• _Exercise directions_
Give all of the lines again exactly as they read.

□ □ □ □ □

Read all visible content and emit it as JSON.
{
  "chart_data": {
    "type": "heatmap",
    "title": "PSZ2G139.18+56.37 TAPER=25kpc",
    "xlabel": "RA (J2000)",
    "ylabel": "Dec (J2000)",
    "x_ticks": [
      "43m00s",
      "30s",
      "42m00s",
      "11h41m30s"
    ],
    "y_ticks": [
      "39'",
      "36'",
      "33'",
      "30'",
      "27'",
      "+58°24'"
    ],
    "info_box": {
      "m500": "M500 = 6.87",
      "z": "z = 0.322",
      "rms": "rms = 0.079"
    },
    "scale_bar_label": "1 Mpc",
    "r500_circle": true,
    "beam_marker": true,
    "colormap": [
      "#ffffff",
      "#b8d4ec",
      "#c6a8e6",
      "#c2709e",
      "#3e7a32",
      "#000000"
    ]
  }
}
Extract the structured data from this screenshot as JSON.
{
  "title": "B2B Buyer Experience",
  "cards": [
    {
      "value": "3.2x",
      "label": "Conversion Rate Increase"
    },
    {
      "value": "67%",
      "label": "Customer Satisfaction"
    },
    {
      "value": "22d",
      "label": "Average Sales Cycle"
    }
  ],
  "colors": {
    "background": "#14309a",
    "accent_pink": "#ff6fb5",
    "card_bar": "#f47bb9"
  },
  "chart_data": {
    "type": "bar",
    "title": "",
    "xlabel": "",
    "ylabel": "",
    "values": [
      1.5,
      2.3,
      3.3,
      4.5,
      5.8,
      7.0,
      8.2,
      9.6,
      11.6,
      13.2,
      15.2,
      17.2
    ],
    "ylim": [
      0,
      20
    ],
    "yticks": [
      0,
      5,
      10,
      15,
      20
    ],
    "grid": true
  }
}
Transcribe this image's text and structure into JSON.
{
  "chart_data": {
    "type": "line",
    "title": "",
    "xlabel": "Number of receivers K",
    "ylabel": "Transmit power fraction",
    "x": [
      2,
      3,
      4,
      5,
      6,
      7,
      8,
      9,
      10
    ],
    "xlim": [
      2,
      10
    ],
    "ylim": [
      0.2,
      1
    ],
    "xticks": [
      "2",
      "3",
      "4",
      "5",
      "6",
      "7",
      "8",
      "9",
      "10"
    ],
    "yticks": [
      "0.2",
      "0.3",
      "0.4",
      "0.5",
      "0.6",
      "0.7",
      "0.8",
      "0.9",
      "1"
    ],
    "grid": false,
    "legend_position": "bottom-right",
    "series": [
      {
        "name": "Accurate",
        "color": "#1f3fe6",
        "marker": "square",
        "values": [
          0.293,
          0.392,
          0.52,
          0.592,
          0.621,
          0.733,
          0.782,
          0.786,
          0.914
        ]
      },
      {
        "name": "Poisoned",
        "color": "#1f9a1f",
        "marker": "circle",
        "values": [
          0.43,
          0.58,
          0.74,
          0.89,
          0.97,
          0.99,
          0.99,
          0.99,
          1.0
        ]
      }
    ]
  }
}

□ □ □ □ □

• _Answer for this exercise_
Read all visible content and emit it as JSON.
{
  "chart_data": {
    "type": "heatmap",
    "title": "PSZ2G139.18+56.37 TAPER=25kpc",
    "xlabel": "RA (J2000)",
    "ylabel": "Dec (J2000)",
    "x_ticks": [
      "43m00s",
      "30s",
      "42m00s",
      "11h41m30s"
    ],
    "y_ticks": [
      "39'",
      "36'",
      "33'",
      "30'",
      "27'",
      "+58°24'"
    ],
    "info_box": {
      "m500": "M500 = 6.87",
      "z": "z = 0.322",
      "rms": "rms = 0.079"
    },
    "scale_bar_label": "1 Mpc",
    "r500_circle": true,
    "beam_marker": true,
    "colormap": [
      "#ffffff",
      "#b8d4ec",
      "#c6a8e6",
      "#c2709e",
      "#3e7a32",
      "#000000"
    ]
  }
}
Extract the structured data from this screenshot as JSON.
{
  "title": "B2B Buyer Experience",
  "cards": [
    {
      "value": "3.2x",
      "label": "Conversion Rate Increase"
    },
    {
      "value": "67%",
      "label": "Customer Satisfaction"
    },
    {
      "value": "22d",
      "label": "Average Sales Cycle"
    }
  ],
  "colors": {
    "background": "#14309a",
    "accent_pink": "#ff6fb5",
    "card_bar": "#f47bb9"
  },
  "chart_data": {
    "type": "bar",
    "title": "",
    "xlabel": "",
    "ylabel": "",
    "values": [
      1.5,
      2.3,
      3.3,
      4.5,
      5.8,
      7.0,
      8.2,
      9.6,
      11.6,
      13.2,
      15.2,
      17.2
    ],
    "ylim": [
      0,
      20
    ],
    "yticks": [
      0,
      5,
      10,
      15,
      20
    ],
    "grid": true
  }
}
Transcribe this image's text and structure into JSON.
{
  "chart_data": {
    "type": "line",
    "title": "",
    "xlabel": "Number of receivers K",
    "ylabel": "Transmit power fraction",
    "x": [
      2,
      3,
      4,
      5,
      6,
      7,
      8,
      9,
      10
    ],
    "xlim": [
      2,
      10
    ],
    "ylim": [
      0.2,
      1
    ],
    "xticks": [
      "2",
      "3",
      "4",
      "5",
      "6",
      "7",
      "8",
      "9",
      "10"
    ],
    "yticks": [
      "0.2",
      "0.3",
      "0.4",
      "0.5",
      "0.6",
      "0.7",
      "0.8",
      "0.9",
      "1"
    ],
    "grid": false,
    "legend_position": "bottom-right",
    "series": [
      {
        "name": "Accurate",
        "color": "#1f3fe6",
        "marker": "square",
        "values": [
          0.293,
          0.392,
          0.52,
          0.592,
          0.621,
          0.733,
          0.782,
          0.786,
          0.914
        ]
      },
      {
        "name": "Poisoned",
        "color": "#1f9a1f",
        "marker": "circle",
        "values": [
          0.43,
          0.58,
          0.74,
          0.89,
          0.97,
          0.99,
          0.99,
          0.99,
          1.0
        ]
      }
    ]
  }
}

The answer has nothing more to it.